**** Information given ****

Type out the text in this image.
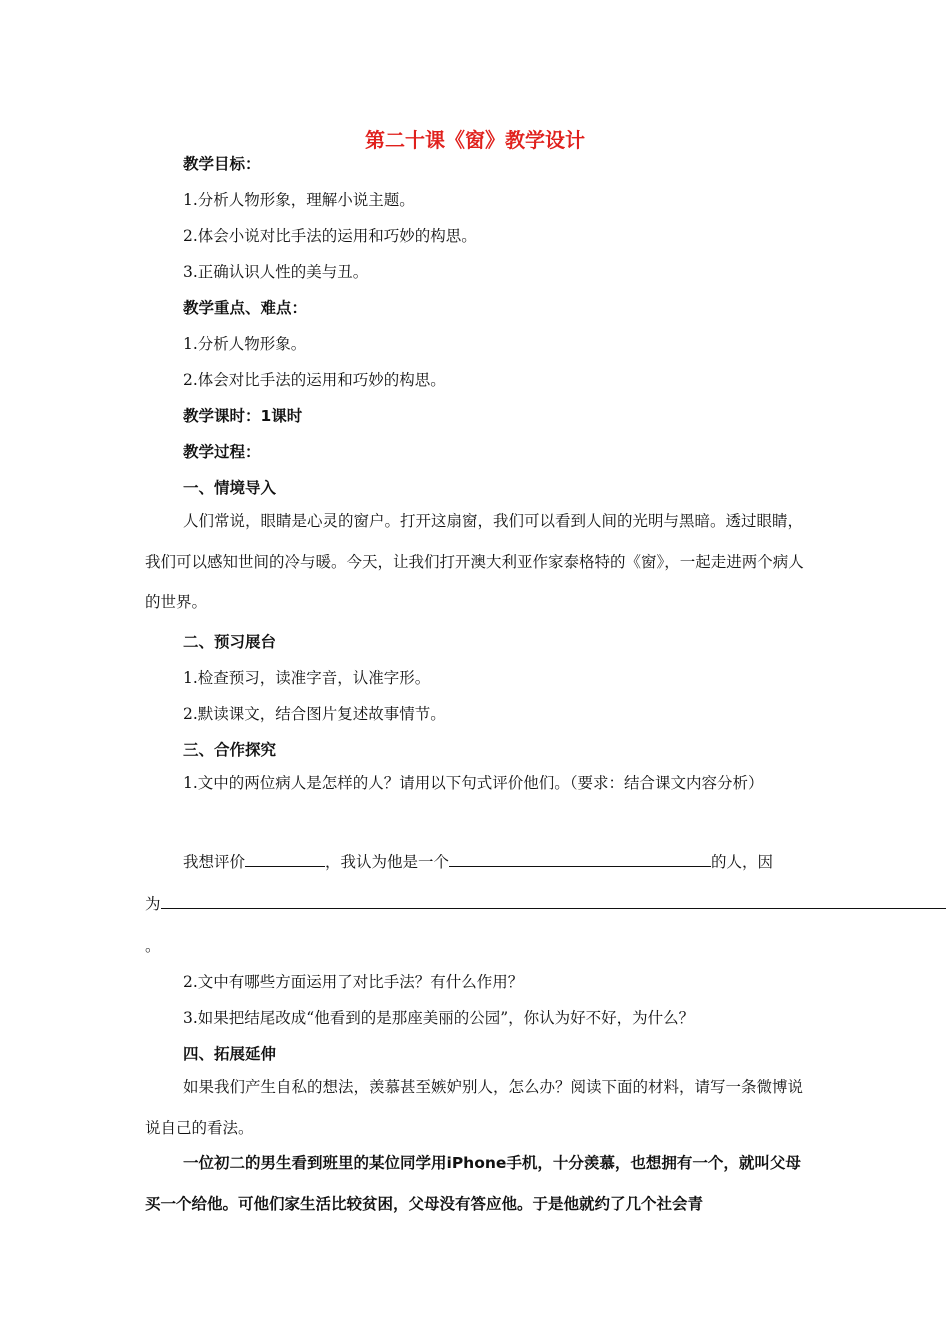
第二十课《窗》教学设计
教学目标：
1.分析人物形象，理解小说主题。
2.体会小说对比手法的运用和巧妙的构思。
3.正确认识人性的美与丑。
教学重点、难点：
1.分析人物形象。
2.体会对比手法的运用和巧妙的构思。
教学课时：1课时
教学过程：
一、情境导入
人们常说，眼睛是心灵的窗户。打开这扇窗，我们可以看到人间的光明与黑暗。透过眼睛，我们可以感知世间的冷与暖。今天，让我们打开澳大利亚作家泰格特的《窗》，一起走进两个病人的世界。
二、预习展台
1.检查预习，读准字音，认准字形。
2.默读课文，结合图片复述故事情节。
三、合作探究
1.文中的两位病人是怎样的人？请用以下句式评价他们。（要求：结合课文内容分析）
我想评价	，我认为他是一个	的人，因
为
。
2.文中有哪些方面运用了对比手法？有什么作用？
3.如果把结尾改成“他看到的是那座美丽的公园”，你认为好不好，为什么？
四、拓展延伸
如果我们产生自私的想法，羡慕甚至嫉妒别人，怎么办？阅读下面的材料，请写一条微博说说自己的看法。
一位初二的男生看到班里的某位同学用iPhone手机，十分羡慕，也想拥有一个，就叫父母买一个给他。可他们家生活比较贫困，父母没有答应他。于是他就约了几个社会青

****

» **Your instructions**
Each entry above should be reproduced exactly, with the pictures removed.

» **Written response**
Type out the text in this image.
第二十课《窗》教学设计
教学目标：
1.分析人物形象，理解小说主题。
2.体会小说对比手法的运用和巧妙的构思。
3.正确认识人性的美与丑。
教学重点、难点：
1.分析人物形象。
2.体会对比手法的运用和巧妙的构思。
教学课时：1课时
教学过程：
一、情境导入
人们常说，眼睛是心灵的窗户。打开这扇窗，我们可以看到人间的光明与黑暗。透过眼睛，我们可以感知世间的冷与暖。今天，让我们打开澳大利亚作家泰格特的《窗》，一起走进两个病人的世界。
二、预习展台
1.检查预习，读准字音，认准字形。
2.默读课文，结合图片复述故事情节。
三、合作探究
1.文中的两位病人是怎样的人？请用以下句式评价他们。（要求：结合课文内容分析）
我想评价	，我认为他是一个	的人，因
为
。
2.文中有哪些方面运用了对比手法？有什么作用？
3.如果把结尾改成“他看到的是那座美丽的公园”，你认为好不好，为什么？
四、拓展延伸
如果我们产生自私的想法，羡慕甚至嫉妒别人，怎么办？阅读下面的材料，请写一条微博说说自己的看法。
一位初二的男生看到班里的某位同学用iPhone手机，十分羡慕，也想拥有一个，就叫父母买一个给他。可他们家生活比较贫困，父母没有答应他。于是他就约了几个社会青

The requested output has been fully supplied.